[What to produce]: Wherever a line below holds the word "watermark", copy that line.

══ Provided records

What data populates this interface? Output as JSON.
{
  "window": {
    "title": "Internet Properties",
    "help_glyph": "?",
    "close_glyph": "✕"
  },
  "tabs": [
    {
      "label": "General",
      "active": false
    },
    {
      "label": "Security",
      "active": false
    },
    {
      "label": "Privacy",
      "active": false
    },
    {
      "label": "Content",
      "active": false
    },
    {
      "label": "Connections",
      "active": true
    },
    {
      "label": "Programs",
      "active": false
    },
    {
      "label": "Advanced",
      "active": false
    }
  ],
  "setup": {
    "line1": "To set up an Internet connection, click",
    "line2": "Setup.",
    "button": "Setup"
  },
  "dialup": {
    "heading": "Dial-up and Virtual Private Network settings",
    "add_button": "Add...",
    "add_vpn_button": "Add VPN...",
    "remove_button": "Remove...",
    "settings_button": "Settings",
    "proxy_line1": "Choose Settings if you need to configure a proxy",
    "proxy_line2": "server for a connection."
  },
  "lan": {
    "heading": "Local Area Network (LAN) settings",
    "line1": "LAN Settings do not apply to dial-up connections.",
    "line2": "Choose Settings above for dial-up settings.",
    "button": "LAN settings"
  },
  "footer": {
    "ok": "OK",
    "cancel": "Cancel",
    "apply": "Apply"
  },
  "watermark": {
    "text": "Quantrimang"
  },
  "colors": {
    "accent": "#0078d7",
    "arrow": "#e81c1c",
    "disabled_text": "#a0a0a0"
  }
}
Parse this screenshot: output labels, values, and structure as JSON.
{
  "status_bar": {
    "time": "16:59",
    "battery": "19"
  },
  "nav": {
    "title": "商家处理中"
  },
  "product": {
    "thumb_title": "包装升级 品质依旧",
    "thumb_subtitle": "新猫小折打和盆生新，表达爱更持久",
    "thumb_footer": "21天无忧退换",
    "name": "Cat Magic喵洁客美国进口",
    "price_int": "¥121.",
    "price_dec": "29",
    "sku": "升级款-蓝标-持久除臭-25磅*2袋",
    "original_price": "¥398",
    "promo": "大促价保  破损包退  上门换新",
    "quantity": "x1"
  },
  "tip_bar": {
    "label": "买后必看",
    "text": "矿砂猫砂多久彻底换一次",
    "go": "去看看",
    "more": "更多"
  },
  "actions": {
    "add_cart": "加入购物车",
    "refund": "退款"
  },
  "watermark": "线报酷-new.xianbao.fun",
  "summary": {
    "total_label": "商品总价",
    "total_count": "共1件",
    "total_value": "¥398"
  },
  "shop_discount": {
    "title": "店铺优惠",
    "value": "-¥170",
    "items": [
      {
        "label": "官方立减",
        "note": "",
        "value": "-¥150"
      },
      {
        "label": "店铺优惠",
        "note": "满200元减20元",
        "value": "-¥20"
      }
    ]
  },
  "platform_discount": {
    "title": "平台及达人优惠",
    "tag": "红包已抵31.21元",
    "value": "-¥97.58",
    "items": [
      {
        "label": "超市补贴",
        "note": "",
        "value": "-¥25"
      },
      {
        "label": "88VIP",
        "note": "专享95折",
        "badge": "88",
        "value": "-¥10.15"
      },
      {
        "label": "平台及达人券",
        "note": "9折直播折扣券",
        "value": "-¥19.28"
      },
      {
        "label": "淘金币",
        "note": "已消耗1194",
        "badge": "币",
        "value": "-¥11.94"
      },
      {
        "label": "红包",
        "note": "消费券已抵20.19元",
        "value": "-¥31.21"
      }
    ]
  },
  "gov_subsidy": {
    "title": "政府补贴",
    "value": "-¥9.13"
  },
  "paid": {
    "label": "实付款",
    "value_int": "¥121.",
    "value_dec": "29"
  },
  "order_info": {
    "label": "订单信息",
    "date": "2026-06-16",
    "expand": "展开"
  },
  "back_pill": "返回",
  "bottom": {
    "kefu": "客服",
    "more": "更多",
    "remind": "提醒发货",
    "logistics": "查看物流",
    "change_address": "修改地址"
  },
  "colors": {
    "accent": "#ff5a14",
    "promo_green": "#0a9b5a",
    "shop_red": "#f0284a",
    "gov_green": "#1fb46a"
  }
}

════

[The answer]:
  "watermark": {
  "watermark": "线报酷-new.xianbao.fun",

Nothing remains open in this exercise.